>> start

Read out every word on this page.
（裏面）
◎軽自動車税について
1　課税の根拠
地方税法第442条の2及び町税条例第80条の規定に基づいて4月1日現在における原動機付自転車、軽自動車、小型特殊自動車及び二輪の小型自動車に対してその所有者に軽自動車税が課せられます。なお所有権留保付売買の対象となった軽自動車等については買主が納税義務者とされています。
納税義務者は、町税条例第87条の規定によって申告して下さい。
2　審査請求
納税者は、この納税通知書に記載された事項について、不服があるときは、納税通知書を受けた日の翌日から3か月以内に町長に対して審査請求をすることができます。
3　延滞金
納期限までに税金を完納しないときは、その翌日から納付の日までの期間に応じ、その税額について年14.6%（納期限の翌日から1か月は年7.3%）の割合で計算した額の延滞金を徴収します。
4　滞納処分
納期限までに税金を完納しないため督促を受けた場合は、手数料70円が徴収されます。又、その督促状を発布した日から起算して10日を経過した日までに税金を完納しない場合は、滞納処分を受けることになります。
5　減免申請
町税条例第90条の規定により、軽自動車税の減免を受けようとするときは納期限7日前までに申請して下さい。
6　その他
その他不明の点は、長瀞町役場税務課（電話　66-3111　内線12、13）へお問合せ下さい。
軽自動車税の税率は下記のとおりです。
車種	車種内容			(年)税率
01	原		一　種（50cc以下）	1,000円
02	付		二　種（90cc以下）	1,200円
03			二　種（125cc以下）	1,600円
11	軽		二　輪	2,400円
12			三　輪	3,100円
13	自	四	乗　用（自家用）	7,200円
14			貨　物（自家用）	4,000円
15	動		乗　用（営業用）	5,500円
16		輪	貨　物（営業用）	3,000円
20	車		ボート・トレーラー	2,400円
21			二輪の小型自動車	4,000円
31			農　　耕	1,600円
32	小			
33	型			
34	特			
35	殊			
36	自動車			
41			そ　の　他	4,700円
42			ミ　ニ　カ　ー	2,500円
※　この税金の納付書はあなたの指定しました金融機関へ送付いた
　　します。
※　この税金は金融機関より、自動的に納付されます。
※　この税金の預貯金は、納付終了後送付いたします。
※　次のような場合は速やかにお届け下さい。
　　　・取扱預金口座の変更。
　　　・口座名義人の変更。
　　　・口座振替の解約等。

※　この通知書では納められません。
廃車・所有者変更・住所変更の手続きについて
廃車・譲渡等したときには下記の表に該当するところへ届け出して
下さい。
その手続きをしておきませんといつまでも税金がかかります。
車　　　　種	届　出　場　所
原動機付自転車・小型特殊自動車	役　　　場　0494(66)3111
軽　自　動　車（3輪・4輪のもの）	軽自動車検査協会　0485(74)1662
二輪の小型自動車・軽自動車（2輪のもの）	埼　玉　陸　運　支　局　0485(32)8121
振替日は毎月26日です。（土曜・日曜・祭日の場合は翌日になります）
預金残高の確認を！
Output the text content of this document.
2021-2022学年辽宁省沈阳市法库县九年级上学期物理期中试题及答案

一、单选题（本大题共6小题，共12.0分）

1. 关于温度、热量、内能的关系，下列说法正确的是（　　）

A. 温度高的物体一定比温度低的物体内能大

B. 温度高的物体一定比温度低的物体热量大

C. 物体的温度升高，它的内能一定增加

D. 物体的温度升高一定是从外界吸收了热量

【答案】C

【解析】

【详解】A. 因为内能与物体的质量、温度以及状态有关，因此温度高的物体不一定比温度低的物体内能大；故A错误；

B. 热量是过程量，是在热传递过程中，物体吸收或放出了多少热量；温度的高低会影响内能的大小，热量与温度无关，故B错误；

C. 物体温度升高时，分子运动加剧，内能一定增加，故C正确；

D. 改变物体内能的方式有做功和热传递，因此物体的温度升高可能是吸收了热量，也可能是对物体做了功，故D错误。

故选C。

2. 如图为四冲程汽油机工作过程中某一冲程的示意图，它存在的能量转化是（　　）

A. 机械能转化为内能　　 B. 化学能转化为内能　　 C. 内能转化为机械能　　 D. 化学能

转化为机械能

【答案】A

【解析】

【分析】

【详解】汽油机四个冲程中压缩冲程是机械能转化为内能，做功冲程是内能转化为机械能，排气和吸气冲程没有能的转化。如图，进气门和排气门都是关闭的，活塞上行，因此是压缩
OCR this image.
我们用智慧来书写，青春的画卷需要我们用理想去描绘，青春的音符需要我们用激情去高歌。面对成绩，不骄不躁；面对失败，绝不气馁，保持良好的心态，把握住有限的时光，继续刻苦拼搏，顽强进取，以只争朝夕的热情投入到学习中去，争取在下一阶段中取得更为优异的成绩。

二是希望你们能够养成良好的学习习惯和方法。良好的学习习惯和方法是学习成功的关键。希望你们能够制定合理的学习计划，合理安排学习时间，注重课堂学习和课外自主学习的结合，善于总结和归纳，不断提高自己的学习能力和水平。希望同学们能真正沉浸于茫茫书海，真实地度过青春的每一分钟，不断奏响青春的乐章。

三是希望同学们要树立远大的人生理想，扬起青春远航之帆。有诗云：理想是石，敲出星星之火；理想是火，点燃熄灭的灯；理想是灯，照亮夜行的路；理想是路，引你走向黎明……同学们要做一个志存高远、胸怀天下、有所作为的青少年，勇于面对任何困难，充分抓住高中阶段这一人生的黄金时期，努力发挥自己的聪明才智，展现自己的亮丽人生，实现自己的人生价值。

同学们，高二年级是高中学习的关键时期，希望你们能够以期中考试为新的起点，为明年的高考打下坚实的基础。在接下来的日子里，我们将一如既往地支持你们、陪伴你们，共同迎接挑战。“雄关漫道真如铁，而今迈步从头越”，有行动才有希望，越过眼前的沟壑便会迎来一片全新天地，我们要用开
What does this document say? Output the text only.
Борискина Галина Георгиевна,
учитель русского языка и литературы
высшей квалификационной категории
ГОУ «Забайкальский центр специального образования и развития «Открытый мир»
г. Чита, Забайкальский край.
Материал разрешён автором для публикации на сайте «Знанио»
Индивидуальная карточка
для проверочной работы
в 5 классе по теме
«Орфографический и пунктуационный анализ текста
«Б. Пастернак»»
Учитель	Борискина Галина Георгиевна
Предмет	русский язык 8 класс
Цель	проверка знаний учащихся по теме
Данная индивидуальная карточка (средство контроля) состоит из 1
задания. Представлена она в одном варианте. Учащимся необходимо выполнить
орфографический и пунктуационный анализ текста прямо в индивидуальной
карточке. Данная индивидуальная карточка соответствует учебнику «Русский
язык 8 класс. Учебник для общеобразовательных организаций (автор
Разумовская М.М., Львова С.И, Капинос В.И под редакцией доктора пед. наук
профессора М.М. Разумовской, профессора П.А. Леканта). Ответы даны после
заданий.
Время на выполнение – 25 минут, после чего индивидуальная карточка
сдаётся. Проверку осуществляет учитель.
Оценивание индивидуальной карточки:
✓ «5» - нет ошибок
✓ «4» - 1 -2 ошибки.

>> end

Return every entry exactly as given.

Read out every word on this page.
（裏面）
◎軽自動車税について
1　課税の根拠
地方税法第442条の2及び町税条例第80条の規定に基づいて4月1日現在における原動機付自転車、軽自動車、小型特殊自動車及び二輪の小型自動車に対してその所有者に軽自動車税が課せられます。なお所有権留保付売買の対象となった軽自動車等については買主が納税義務者とされています。
納税義務者は、町税条例第87条の規定によって申告して下さい。
2　審査請求
納税者は、この納税通知書に記載された事項について、不服があるときは、納税通知書を受けた日の翌日から3か月以内に町長に対して審査請求をすることができます。
3　延滞金
納期限までに税金を完納しないときは、その翌日から納付の日までの期間に応じ、その税額について年14.6%（納期限の翌日から1か月は年7.3%）の割合で計算した額の延滞金を徴収します。
4　滞納処分
納期限までに税金を完納しないため督促を受けた場合は、手数料70円が徴収されます。又、その督促状を発布した日から起算して10日を経過した日までに税金を完納しない場合は、滞納処分を受けることになります。
5　減免申請
町税条例第90条の規定により、軽自動車税の減免を受けようとするときは納期限7日前までに申請して下さい。
6　その他
その他不明の点は、長瀞町役場税務課（電話　66-3111　内線12、13）へお問合せ下さい。
軽自動車税の税率は下記のとおりです。
車種	車種内容			(年)税率
01	原		一　種（50cc以下）	1,000円
02	付		二　種（90cc以下）	1,200円
03			二　種（125cc以下）	1,600円
11	軽		二　輪	2,400円
12			三　輪	3,100円
13	自	四	乗　用（自家用）	7,200円
14			貨　物（自家用）	4,000円
15	動		乗　用（営業用）	5,500円
16		輪	貨　物（営業用）	3,000円
20	車		ボート・トレーラー	2,400円
21			二輪の小型自動車	4,000円
31			農　　耕	1,600円
32	小			
33	型			
34	特			
35	殊			
36	自動車			
41			そ　の　他	4,700円
42			ミ　ニ　カ　ー	2,500円
※　この税金の納付書はあなたの指定しました金融機関へ送付いた
　　します。
※　この税金は金融機関より、自動的に納付されます。
※　この税金の預貯金は、納付終了後送付いたします。
※　次のような場合は速やかにお届け下さい。
　　　・取扱預金口座の変更。
　　　・口座名義人の変更。
　　　・口座振替の解約等。

※　この通知書では納められません。
廃車・所有者変更・住所変更の手続きについて
廃車・譲渡等したときには下記の表に該当するところへ届け出して
下さい。
その手続きをしておきませんといつまでも税金がかかります。
車　　　　種	届　出　場　所
原動機付自転車・小型特殊自動車	役　　　場　0494(66)3111
軽　自　動　車（3輪・4輪のもの）	軽自動車検査協会　0485(74)1662
二輪の小型自動車・軽自動車（2輪のもの）	埼　玉　陸　運　支　局　0485(32)8121
振替日は毎月26日です。（土曜・日曜・祭日の場合は翌日になります）
預金残高の確認を！
Output the text content of this document.
2021-2022学年辽宁省沈阳市法库县九年级上学期物理期中试题及答案

一、单选题（本大题共6小题，共12.0分）

1. 关于温度、热量、内能的关系，下列说法正确的是（　　）

A. 温度高的物体一定比温度低的物体内能大

B. 温度高的物体一定比温度低的物体热量大

C. 物体的温度升高，它的内能一定增加

D. 物体的温度升高一定是从外界吸收了热量

【答案】C

【解析】

【详解】A. 因为内能与物体的质量、温度以及状态有关，因此温度高的物体不一定比温度低的物体内能大；故A错误；

B. 热量是过程量，是在热传递过程中，物体吸收或放出了多少热量；温度的高低会影响内能的大小，热量与温度无关，故B错误；

C. 物体温度升高时，分子运动加剧，内能一定增加，故C正确；

D. 改变物体内能的方式有做功和热传递，因此物体的温度升高可能是吸收了热量，也可能是对物体做了功，故D错误。

故选C。

2. 如图为四冲程汽油机工作过程中某一冲程的示意图，它存在的能量转化是（　　）

A. 机械能转化为内能　　 B. 化学能转化为内能　　 C. 内能转化为机械能　　 D. 化学能

转化为机械能

【答案】A

【解析】

【分析】

【详解】汽油机四个冲程中压缩冲程是机械能转化为内能，做功冲程是内能转化为机械能，排气和吸气冲程没有能的转化。如图，进气门和排气门都是关闭的，活塞上行，因此是压缩
OCR this image.
我们用智慧来书写，青春的画卷需要我们用理想去描绘，青春的音符需要我们用激情去高歌。面对成绩，不骄不躁；面对失败，绝不气馁，保持良好的心态，把握住有限的时光，继续刻苦拼搏，顽强进取，以只争朝夕的热情投入到学习中去，争取在下一阶段中取得更为优异的成绩。

二是希望你们能够养成良好的学习习惯和方法。良好的学习习惯和方法是学习成功的关键。希望你们能够制定合理的学习计划，合理安排学习时间，注重课堂学习和课外自主学习的结合，善于总结和归纳，不断提高自己的学习能力和水平。希望同学们能真正沉浸于茫茫书海，真实地度过青春的每一分钟，不断奏响青春的乐章。

三是希望同学们要树立远大的人生理想，扬起青春远航之帆。有诗云：理想是石，敲出星星之火；理想是火，点燃熄灭的灯；理想是灯，照亮夜行的路；理想是路，引你走向黎明……同学们要做一个志存高远、胸怀天下、有所作为的青少年，勇于面对任何困难，充分抓住高中阶段这一人生的黄金时期，努力发挥自己的聪明才智，展现自己的亮丽人生，实现自己的人生价值。

同学们，高二年级是高中学习的关键时期，希望你们能够以期中考试为新的起点，为明年的高考打下坚实的基础。在接下来的日子里，我们将一如既往地支持你们、陪伴你们，共同迎接挑战。“雄关漫道真如铁，而今迈步从头越”，有行动才有希望，越过眼前的沟壑便会迎来一片全新天地，我们要用开
What does this document say? Output the text only.
Борискина Галина Георгиевна,
учитель русского языка и литературы
высшей квалификационной категории
ГОУ «Забайкальский центр специального образования и развития «Открытый мир»
г. Чита, Забайкальский край.
Материал разрешён автором для публикации на сайте «Знанио»
Индивидуальная карточка
для проверочной работы
в 5 классе по теме
«Орфографический и пунктуационный анализ текста
«Б. Пастернак»»
Учитель	Борискина Галина Георгиевна
Предмет	русский язык 8 класс
Цель	проверка знаний учащихся по теме
Данная индивидуальная карточка (средство контроля) состоит из 1
задания. Представлена она в одном варианте. Учащимся необходимо выполнить
орфографический и пунктуационный анализ текста прямо в индивидуальной
карточке. Данная индивидуальная карточка соответствует учебнику «Русский
язык 8 класс. Учебник для общеобразовательных организаций (автор
Разумовская М.М., Львова С.И, Капинос В.И под редакцией доктора пед. наук
профессора М.М. Разумовской, профессора П.А. Леканта). Ответы даны после
заданий.
Время на выполнение – 25 минут, после чего индивидуальная карточка
сдаётся. Проверку осуществляет учитель.
Оценивание индивидуальной карточки:
✓ «5» - нет ошибок
✓ «4» - 1 -2 ошибки.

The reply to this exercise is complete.